What to work on: Gather the lines from the material that contain "уменьшения".

====

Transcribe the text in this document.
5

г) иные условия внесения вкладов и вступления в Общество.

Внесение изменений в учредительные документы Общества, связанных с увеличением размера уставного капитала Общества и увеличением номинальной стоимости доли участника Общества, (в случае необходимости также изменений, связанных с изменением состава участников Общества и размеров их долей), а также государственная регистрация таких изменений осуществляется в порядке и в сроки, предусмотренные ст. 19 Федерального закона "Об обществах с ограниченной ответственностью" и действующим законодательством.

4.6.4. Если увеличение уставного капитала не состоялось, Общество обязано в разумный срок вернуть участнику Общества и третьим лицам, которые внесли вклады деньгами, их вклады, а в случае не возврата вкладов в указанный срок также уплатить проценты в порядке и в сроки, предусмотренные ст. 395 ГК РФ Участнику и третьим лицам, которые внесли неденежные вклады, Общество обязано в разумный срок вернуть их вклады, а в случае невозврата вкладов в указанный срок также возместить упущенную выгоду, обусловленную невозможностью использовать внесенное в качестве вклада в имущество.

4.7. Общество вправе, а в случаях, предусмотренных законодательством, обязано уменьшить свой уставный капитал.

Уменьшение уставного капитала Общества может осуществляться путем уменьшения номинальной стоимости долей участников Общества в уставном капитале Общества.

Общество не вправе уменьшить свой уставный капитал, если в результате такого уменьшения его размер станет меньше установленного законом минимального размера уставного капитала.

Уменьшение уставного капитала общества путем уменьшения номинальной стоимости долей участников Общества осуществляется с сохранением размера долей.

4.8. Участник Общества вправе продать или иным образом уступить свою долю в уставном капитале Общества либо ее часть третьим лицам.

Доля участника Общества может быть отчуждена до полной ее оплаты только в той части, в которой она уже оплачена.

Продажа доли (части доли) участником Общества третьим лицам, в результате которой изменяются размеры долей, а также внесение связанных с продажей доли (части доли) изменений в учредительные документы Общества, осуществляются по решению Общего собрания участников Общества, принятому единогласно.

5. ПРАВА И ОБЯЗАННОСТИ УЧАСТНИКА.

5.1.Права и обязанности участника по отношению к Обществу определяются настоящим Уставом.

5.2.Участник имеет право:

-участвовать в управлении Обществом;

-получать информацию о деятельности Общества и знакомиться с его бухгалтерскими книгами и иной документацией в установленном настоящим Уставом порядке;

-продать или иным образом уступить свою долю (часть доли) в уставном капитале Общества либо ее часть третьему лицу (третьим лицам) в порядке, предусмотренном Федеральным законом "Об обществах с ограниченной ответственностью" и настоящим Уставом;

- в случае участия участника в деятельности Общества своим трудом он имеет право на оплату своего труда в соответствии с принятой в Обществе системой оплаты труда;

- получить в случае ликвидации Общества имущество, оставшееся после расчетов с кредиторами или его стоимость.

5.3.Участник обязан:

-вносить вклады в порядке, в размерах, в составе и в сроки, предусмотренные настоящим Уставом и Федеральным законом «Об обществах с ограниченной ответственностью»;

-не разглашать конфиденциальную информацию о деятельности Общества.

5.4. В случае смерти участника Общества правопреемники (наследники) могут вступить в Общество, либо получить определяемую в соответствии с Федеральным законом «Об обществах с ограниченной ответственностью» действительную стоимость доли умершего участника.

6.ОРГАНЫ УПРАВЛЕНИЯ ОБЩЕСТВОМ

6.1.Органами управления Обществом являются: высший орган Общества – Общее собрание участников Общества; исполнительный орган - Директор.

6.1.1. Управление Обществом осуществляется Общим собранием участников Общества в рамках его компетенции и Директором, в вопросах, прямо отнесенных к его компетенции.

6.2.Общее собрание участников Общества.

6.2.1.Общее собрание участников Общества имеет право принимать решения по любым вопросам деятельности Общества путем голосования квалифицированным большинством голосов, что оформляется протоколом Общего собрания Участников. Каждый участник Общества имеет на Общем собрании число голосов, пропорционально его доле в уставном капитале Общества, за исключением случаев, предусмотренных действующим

====

Response for this exercise:
Уменьшение уставного капитала Общества может осуществляться путем уменьшения номинальной стоимости долей участников Общества в уставном капитале Общества.
Общество не вправе уменьшить свой уставный капитал, если в результате такого уменьшения его размер станет меньше установленного законом минимального размера уставного капитала.
Уменьшение уставного капитала общества путем уменьшения номинальной стоимости долей участников Общества осуществляется с сохранением размера долей.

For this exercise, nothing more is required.